* [SHORT PROBLEM] List every line below containing "Base".

* [INPUT MATERIAL]

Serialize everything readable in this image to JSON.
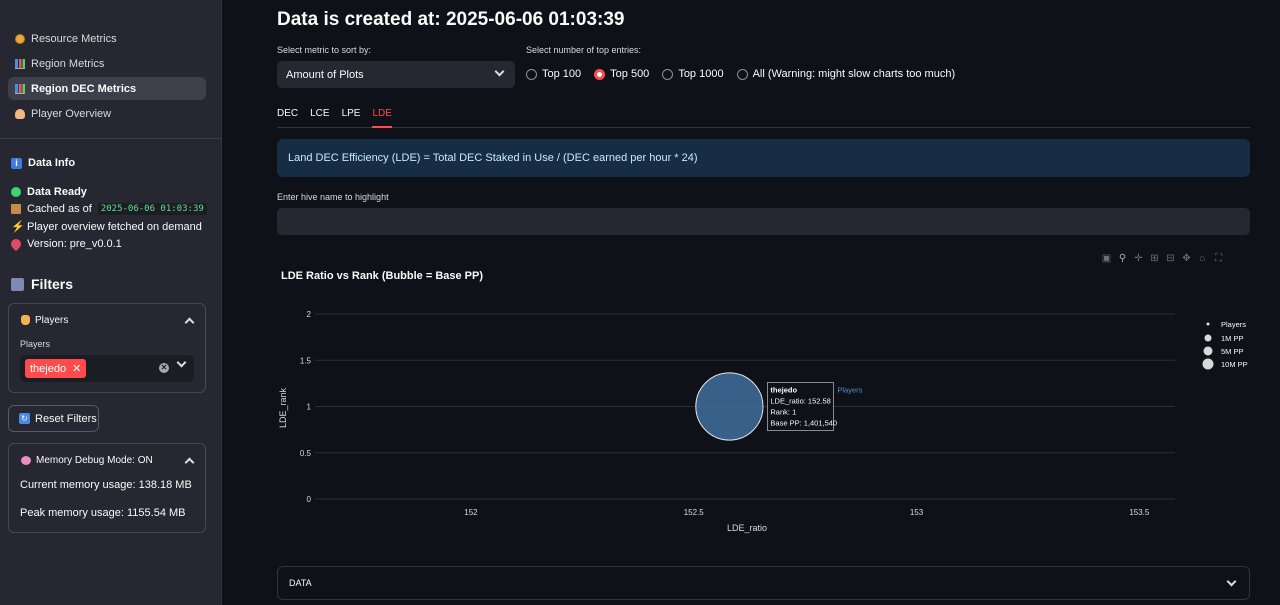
{
  "sidebar": {
    "nav": [
      {
        "label": "Resource Metrics",
        "icon": "coin-icon",
        "active": false
      },
      {
        "label": "Region Metrics",
        "icon": "bar-chart-icon",
        "active": false
      },
      {
        "label": "Region DEC Metrics",
        "icon": "bar-chart-icon",
        "active": true
      },
      {
        "label": "Player Overview",
        "icon": "person-icon",
        "active": false
      }
    ],
    "data_info": {
      "title": "Data Info",
      "status": "Data Ready",
      "cached_label": "Cached as of",
      "cached_value": "2025-06-06 01:03:39",
      "fetch_note": "Player overview fetched on demand",
      "version": "Version: pre_v0.0.1"
    },
    "filters": {
      "title": "Filters",
      "players_card": {
        "header": "Players",
        "field_label": "Players",
        "selected": [
          "thejedo"
        ]
      },
      "reset_button": "Reset Filters",
      "memory_card": {
        "header": "Memory Debug Mode: ON",
        "current": "Current memory usage: 138.18 MB",
        "peak": "Peak memory usage: 1155.54 MB"
      }
    }
  },
  "main": {
    "title": "Data is created at: 2025-06-06 01:03:39",
    "sort_label": "Select metric to sort by:",
    "sort_value": "Amount of Plots",
    "top_label": "Select number of top entries:",
    "top_options": [
      {
        "label": "Top 100",
        "selected": false
      },
      {
        "label": "Top 500",
        "selected": true
      },
      {
        "label": "Top 1000",
        "selected": false
      },
      {
        "label": "All (Warning: might slow charts too much)",
        "selected": false
      }
    ],
    "tabs": [
      {
        "label": "DEC",
        "active": false
      },
      {
        "label": "LCE",
        "active": false
      },
      {
        "label": "LPE",
        "active": false
      },
      {
        "label": "LDE",
        "active": true
      }
    ],
    "info_text": "Land DEC Efficiency (LDE) = Total DEC Staked in Use / (DEC earned per hour * 24)",
    "highlight_label": "Enter hive name to highlight",
    "highlight_value": "",
    "data_expander": "DATA"
  },
  "chart_data": {
    "type": "scatter",
    "title": "LDE Ratio vs Rank (Bubble = Base PP)",
    "xlabel": "LDE_ratio",
    "ylabel": "LDE_rank",
    "xlim": [
      151.65,
      153.58
    ],
    "ylim": [
      0,
      2
    ],
    "x_ticks": [
      "152",
      "152.5",
      "153",
      "153.5"
    ],
    "y_ticks": [
      "0",
      "0.5",
      "1",
      "1.5",
      "2"
    ],
    "series": [
      {
        "name": "Players",
        "color": "#3f6e9e",
        "points": [
          {
            "label": "thejedo",
            "x": 152.58,
            "y": 1,
            "size": 1401540,
            "rank": 1
          }
        ]
      }
    ],
    "hover": {
      "title": "thejedo",
      "lines": [
        "LDE_ratio: 152.58",
        "Rank: 1",
        "Base PP: 1,401,540"
      ],
      "series": "Players"
    },
    "legend": {
      "title": "Players",
      "items": [
        "1M PP",
        "5M PP",
        "10M PP"
      ],
      "placement": "right"
    }
  }
}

* [EXERCISE RESULT]
    "title": "LDE Ratio vs Rank (Bubble = Base PP)",
        "Base PP: 1,401,540"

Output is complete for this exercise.